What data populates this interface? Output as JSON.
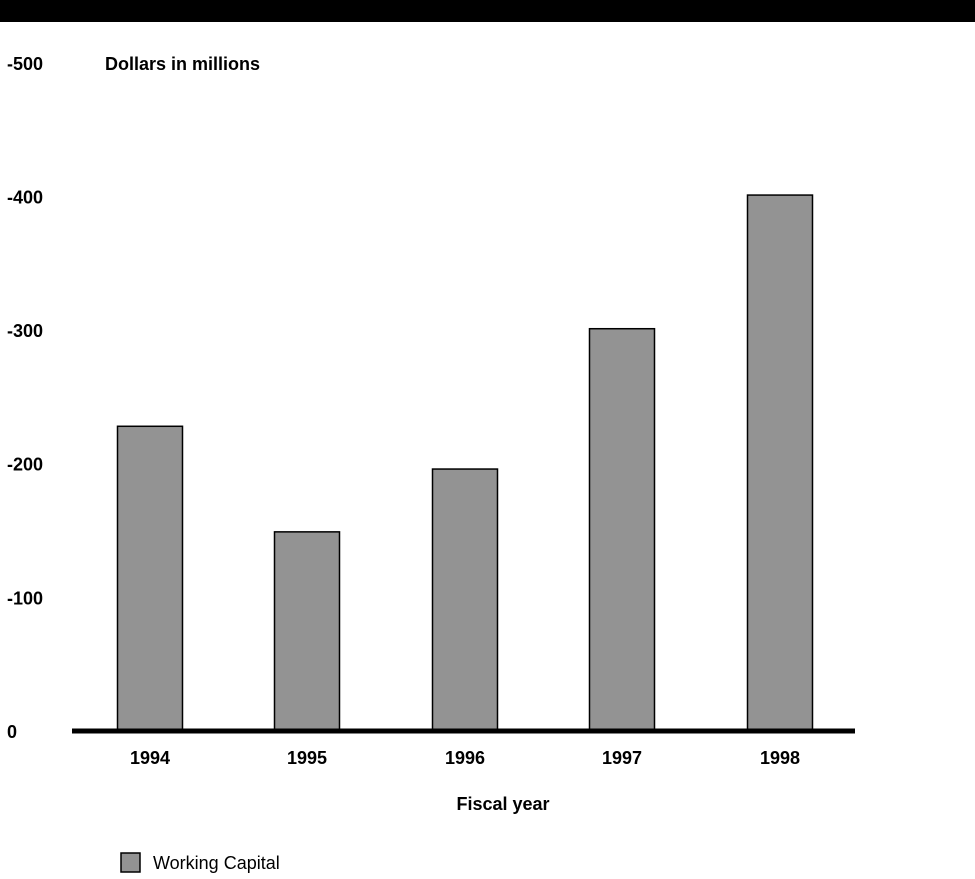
{
  "chart_data": {
    "type": "bar",
    "unit_label": "Dollars in millions",
    "xlabel": "Fiscal year",
    "categories": [
      "1994",
      "1995",
      "1996",
      "1997",
      "1998"
    ],
    "series": [
      {
        "name": "Working Capital",
        "values": [
          -228,
          -149,
          -196,
          -301,
          -401
        ],
        "color": "#939393"
      }
    ],
    "yticks": [
      {
        "value": 0,
        "label": "0"
      },
      {
        "value": -100,
        "label": "-100"
      },
      {
        "value": -200,
        "label": "-200"
      },
      {
        "value": -300,
        "label": "-300"
      },
      {
        "value": -400,
        "label": "-400"
      },
      {
        "value": -500,
        "label": "-500"
      }
    ],
    "ylim": [
      0,
      -500
    ],
    "grid": false,
    "legend_position": "bottom-left"
  },
  "colors": {
    "header_bar": "#000000",
    "bar_fill": "#939393",
    "bar_stroke": "#000000",
    "axis": "#000000"
  }
}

● **Your task**
Repeat each record exactly, with the pictures left out.

● **Response to the task**
What data populates this interface? Output as JSON.
{
  "chart_data": {
    "type": "bar",
    "unit_label": "Dollars in millions",
    "xlabel": "Fiscal year",
    "categories": [
      "1994",
      "1995",
      "1996",
      "1997",
      "1998"
    ],
    "series": [
      {
        "name": "Working Capital",
        "values": [
          -228,
          -149,
          -196,
          -301,
          -401
        ],
        "color": "#939393"
      }
    ],
    "yticks": [
      {
        "value": 0,
        "label": "0"
      },
      {
        "value": -100,
        "label": "-100"
      },
      {
        "value": -200,
        "label": "-200"
      },
      {
        "value": -300,
        "label": "-300"
      },
      {
        "value": -400,
        "label": "-400"
      },
      {
        "value": -500,
        "label": "-500"
      }
    ],
    "ylim": [
      0,
      -500
    ],
    "grid": false,
    "legend_position": "bottom-left"
  },
  "colors": {
    "header_bar": "#000000",
    "bar_fill": "#939393",
    "bar_stroke": "#000000",
    "axis": "#000000"
  }
}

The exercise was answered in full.